Bounding box annotations:
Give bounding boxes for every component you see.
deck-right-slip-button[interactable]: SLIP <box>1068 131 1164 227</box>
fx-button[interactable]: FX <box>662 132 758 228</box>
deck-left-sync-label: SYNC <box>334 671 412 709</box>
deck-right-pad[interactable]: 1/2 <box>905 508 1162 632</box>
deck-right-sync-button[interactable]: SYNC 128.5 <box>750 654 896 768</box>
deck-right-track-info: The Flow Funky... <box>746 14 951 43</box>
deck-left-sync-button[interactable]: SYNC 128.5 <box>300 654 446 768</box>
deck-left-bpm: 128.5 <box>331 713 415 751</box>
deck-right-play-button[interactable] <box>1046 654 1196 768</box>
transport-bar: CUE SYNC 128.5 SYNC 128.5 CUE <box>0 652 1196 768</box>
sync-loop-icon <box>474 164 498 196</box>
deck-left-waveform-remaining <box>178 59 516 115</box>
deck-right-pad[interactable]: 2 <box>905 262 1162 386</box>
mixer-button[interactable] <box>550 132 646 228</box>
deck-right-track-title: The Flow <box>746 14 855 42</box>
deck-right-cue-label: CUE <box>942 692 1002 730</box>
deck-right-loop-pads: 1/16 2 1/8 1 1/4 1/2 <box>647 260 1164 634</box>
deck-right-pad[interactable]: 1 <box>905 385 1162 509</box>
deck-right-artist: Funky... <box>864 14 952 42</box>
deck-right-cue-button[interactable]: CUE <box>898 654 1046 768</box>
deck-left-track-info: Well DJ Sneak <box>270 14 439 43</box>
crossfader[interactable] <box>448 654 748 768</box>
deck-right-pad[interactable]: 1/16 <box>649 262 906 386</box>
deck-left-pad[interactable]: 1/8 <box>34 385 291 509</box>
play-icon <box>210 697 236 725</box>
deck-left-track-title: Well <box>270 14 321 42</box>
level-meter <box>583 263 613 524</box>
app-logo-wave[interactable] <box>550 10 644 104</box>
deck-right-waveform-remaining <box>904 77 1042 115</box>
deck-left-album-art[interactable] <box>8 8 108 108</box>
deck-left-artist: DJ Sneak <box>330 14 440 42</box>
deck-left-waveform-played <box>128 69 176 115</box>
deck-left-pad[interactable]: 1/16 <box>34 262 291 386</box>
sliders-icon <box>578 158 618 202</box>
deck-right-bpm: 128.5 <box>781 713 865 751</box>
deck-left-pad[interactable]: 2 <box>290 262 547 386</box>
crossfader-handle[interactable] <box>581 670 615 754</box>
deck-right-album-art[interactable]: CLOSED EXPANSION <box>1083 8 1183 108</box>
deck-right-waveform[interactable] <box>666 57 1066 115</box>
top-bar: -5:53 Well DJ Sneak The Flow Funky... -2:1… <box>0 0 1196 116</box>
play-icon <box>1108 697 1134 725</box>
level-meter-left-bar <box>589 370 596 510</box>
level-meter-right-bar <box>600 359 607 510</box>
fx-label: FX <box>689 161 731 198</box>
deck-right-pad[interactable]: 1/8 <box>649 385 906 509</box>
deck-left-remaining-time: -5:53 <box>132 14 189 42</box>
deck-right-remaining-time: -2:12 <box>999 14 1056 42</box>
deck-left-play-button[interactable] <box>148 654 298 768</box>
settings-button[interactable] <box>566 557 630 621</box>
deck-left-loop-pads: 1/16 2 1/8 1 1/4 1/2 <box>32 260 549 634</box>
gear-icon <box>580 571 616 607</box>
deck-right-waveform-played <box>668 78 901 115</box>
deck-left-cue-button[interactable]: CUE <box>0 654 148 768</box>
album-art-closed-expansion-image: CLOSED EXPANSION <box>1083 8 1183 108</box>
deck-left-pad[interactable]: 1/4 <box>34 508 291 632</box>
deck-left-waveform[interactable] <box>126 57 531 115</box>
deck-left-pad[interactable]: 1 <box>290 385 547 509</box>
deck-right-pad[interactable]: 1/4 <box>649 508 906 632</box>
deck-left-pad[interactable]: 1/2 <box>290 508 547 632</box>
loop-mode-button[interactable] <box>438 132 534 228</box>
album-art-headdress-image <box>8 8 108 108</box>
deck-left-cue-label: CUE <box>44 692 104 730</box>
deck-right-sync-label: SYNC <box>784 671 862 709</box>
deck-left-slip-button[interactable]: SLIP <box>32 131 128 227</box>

* _What is asked_: Format each line of the listing above as a Markdown table with the columns "Row" and "Line". Number the rows in order and leave out any blank lines.

* _Exercise answer_:
| Row | Line |
|---|---|
| 1 | Give bounding boxes for every component you see. |
| 2 | deck-right-slip-button[interactable]: SLIP <box>1068 131 1164 227</box> |
| 3 | fx-button[interactable]: FX <box>662 132 758 228</box> |
| 4 | deck-left-sync-label: SYNC <box>334 671 412 709</box> |
| 5 | deck-right-pad[interactable]: 1/2 <box>905 508 1162 632</box> |
| 6 | deck-right-sync-button[interactable]: SYNC 128.5 <box>750 654 896 768</box> |
| 7 | deck-right-track-info: The Flow Funky... <box>746 14 951 43</box> |
| 8 | deck-left-sync-button[interactable]: SYNC 128.5 <box>300 654 446 768</box> |
| 9 | deck-left-bpm: 128.5 <box>331 713 415 751</box> |
| 10 | deck-right-play-button[interactable] <box>1046 654 1196 768</box> |
| 11 | transport-bar: CUE SYNC 128.5 SYNC 128.5 CUE <box>0 652 1196 768</box> |
| 12 | sync-loop-icon <box>474 164 498 196</box> |
| 13 | deck-left-waveform-remaining <box>178 59 516 115</box> |
| 14 | deck-right-pad[interactable]: 2 <box>905 262 1162 386</box> |
| 15 | mixer-button[interactable] <box>550 132 646 228</box> |
| 16 | deck-right-track-title: The Flow <box>746 14 855 42</box> |
| 17 | deck-right-cue-label: CUE <box>942 692 1002 730</box> |
| 18 | deck-right-loop-pads: 1/16 2 1/8 1 1/4 1/2 <box>647 260 1164 634</box> |
| 19 | deck-right-pad[interactable]: 1 <box>905 385 1162 509</box> |
| 20 | deck-right-artist: Funky... <box>864 14 952 42</box> |
| 21 | deck-right-cue-button[interactable]: CUE <box>898 654 1046 768</box> |
| 22 | deck-left-track-info: Well DJ Sneak <box>270 14 439 43</box> |
| 23 | crossfader[interactable] <box>448 654 748 768</box> |
| 24 | deck-right-pad[interactable]: 1/16 <box>649 262 906 386</box> |
| 25 | deck-left-pad[interactable]: 1/8 <box>34 385 291 509</box> |
| 26 | play-icon <box>210 697 236 725</box> |
| 27 | deck-left-track-title: Well <box>270 14 321 42</box> |
| 28 | level-meter <box>583 263 613 524</box> |
| 29 | app-logo-wave[interactable] <box>550 10 644 104</box> |
| 30 | deck-right-waveform-remaining <box>904 77 1042 115</box> |
| 31 | deck-left-album-art[interactable] <box>8 8 108 108</box> |
| 32 | deck-left-artist: DJ Sneak <box>330 14 440 42</box> |
| 33 | deck-left-waveform-played <box>128 69 176 115</box> |
| 34 | deck-left-pad[interactable]: 1/16 <box>34 262 291 386</box> |
| 35 | sliders-icon <box>578 158 618 202</box> |
| 36 | deck-right-bpm: 128.5 <box>781 713 865 751</box> |
| 37 | deck-left-pad[interactable]: 2 <box>290 262 547 386</box> |
| 38 | crossfader-handle[interactable] <box>581 670 615 754</box> |
| 39 | deck-right-album-art[interactable]: CLOSED EXPANSION <box>1083 8 1183 108</box> |
| 40 | deck-right-waveform[interactable] <box>666 57 1066 115</box> |
| 41 | top-bar: -5:53 Well DJ Sneak The Flow Funky... -2:1… <box>0 0 1196 116</box> |
| 42 | play-icon <box>1108 697 1134 725</box> |
| 43 | level-meter-left-bar <box>589 370 596 510</box> |
| 44 | level-meter-right-bar <box>600 359 607 510</box> |
| 45 | fx-label: FX <box>689 161 731 198</box> |
| 46 | deck-right-pad[interactable]: 1/8 <box>649 385 906 509</box> |
| 47 | deck-left-remaining-time: -5:53 <box>132 14 189 42</box> |
| 48 | deck-right-remaining-time: -2:12 <box>999 14 1056 42</box> |
| 49 | deck-left-play-button[interactable] <box>148 654 298 768</box> |
| 50 | settings-button[interactable] <box>566 557 630 621</box> |
| 51 | deck-left-loop-pads: 1/16 2 1/8 1 1/4 1/2 <box>32 260 549 634</box> |
| 52 | gear-icon <box>580 571 616 607</box> |
| 53 | deck-right-waveform-played <box>668 78 901 115</box> |
| 54 | deck-left-cue-button[interactable]: CUE <box>0 654 148 768</box> |
| 55 | album-art-closed-expansion-image: CLOSED EXPANSION <box>1083 8 1183 108</box> |
| 56 | deck-left-pad[interactable]: 1/4 <box>34 508 291 632</box> |
| 57 | deck-left-waveform[interactable] <box>126 57 531 115</box> |
| 58 | deck-left-pad[interactable]: 1 <box>290 385 547 509</box> |
| 59 | deck-right-pad[interactable]: 1/4 <box>649 508 906 632</box> |
| 60 | deck-left-pad[interactable]: 1/2 <box>290 508 547 632</box> |
| 61 | loop-mode-button[interactable] <box>438 132 534 228</box> |
| 62 | album-art-headdress-image <box>8 8 108 108</box> |
| 63 | deck-left-cue-label: CUE <box>44 692 104 730</box> |
| 64 | deck-right-sync-label: SYNC <box>784 671 862 709</box> |
| 65 | deck-left-slip-button[interactable]: SLIP <box>32 131 128 227</box> |